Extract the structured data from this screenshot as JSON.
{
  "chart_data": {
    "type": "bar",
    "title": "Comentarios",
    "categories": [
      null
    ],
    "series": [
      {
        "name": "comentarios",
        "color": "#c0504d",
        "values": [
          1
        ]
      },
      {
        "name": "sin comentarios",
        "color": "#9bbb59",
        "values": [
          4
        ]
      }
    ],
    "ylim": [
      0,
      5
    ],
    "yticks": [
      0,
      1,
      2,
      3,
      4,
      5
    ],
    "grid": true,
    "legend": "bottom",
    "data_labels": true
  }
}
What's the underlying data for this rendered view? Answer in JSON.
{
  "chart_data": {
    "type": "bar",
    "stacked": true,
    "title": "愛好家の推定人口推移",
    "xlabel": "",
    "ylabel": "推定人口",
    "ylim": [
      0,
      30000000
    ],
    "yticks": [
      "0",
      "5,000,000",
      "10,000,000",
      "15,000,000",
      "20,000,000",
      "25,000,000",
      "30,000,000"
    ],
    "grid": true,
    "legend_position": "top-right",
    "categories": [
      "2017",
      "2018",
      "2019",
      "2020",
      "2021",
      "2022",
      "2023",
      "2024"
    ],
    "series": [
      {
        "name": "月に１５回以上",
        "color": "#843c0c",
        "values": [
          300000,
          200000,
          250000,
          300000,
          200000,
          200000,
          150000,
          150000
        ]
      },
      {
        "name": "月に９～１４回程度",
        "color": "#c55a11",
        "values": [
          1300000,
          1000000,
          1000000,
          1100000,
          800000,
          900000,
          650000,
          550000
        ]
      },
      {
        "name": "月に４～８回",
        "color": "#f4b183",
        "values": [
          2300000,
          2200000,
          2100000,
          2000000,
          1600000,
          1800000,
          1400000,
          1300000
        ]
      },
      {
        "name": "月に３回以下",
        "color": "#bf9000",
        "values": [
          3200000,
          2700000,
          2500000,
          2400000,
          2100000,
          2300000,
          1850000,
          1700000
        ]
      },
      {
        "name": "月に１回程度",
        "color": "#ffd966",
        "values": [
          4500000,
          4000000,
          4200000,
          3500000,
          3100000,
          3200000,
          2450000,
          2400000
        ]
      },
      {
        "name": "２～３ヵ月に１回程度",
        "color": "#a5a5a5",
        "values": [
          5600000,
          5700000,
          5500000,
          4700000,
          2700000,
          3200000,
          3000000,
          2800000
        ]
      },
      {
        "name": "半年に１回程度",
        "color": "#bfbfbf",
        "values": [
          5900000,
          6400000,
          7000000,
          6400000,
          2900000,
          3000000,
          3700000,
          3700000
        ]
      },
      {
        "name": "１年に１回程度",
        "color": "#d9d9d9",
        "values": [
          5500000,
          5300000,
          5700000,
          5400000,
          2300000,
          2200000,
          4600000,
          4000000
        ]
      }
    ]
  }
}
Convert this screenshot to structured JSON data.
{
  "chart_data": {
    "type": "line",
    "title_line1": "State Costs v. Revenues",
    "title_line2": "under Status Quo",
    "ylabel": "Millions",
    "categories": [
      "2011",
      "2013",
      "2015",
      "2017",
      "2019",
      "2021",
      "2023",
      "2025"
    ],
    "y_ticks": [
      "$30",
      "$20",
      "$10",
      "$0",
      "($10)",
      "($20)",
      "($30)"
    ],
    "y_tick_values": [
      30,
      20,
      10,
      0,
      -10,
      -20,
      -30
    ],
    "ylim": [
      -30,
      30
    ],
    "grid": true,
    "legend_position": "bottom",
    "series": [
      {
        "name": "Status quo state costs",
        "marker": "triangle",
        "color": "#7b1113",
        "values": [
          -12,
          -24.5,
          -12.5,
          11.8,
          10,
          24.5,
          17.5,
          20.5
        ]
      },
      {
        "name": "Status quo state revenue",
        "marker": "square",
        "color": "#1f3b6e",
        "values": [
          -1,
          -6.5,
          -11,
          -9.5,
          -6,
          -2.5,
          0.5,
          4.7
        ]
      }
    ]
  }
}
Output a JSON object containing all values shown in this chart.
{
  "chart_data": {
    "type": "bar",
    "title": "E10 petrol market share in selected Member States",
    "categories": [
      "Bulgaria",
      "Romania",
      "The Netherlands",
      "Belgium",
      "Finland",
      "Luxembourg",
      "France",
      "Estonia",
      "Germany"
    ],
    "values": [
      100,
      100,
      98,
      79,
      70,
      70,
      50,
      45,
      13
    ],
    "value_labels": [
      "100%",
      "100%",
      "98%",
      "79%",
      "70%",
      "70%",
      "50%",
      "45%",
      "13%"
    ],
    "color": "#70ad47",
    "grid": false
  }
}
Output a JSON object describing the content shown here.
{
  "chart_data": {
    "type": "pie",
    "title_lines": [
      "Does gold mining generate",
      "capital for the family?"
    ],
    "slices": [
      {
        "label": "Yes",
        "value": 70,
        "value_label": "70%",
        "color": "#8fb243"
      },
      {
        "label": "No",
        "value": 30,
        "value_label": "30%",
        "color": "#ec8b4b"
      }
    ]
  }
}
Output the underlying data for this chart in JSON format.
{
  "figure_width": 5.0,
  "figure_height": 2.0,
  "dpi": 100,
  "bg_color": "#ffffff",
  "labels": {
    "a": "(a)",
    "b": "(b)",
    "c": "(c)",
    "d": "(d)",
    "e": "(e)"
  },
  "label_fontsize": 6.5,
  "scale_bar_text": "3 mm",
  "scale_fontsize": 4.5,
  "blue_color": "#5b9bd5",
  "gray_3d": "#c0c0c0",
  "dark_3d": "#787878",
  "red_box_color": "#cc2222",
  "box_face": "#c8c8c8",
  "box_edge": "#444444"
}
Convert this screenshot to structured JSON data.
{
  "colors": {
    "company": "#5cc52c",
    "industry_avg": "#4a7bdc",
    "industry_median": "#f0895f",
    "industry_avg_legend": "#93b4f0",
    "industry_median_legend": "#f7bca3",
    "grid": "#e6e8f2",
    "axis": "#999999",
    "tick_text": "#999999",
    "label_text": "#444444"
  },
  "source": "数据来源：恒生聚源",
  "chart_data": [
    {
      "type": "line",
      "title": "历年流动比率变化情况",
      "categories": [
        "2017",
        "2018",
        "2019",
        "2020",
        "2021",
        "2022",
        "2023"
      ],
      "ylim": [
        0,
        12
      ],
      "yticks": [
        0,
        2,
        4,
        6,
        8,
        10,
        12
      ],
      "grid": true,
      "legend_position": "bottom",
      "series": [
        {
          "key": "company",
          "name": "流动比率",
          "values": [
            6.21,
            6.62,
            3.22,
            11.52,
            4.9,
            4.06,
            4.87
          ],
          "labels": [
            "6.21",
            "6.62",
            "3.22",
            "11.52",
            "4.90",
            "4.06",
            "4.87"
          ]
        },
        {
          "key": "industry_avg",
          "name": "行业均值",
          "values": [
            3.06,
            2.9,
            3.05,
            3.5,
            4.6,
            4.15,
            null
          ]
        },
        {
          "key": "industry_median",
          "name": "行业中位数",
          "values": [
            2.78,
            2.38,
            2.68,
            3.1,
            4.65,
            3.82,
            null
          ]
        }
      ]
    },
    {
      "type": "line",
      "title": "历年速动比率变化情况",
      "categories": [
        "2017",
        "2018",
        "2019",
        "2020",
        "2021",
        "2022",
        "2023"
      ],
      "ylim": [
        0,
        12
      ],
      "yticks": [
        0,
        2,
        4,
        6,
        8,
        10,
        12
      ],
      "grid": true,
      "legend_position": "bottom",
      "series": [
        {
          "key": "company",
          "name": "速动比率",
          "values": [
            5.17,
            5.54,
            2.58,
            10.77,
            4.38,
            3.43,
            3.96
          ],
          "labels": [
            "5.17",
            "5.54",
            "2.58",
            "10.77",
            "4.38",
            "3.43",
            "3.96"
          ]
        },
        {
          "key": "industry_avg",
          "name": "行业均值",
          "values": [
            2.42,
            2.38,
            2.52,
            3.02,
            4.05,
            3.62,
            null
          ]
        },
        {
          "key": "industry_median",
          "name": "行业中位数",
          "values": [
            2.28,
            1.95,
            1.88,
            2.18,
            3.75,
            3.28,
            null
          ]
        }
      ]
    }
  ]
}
◆ ◆ ◆ ◆ ◆
= Written exercise =
Search the preceding listing for "Status" and extract every line where it is found.

= Result below =
    "title_line2": "under Status Quo",
        "name": "Status quo state costs",
        "name": "Status quo state revenue",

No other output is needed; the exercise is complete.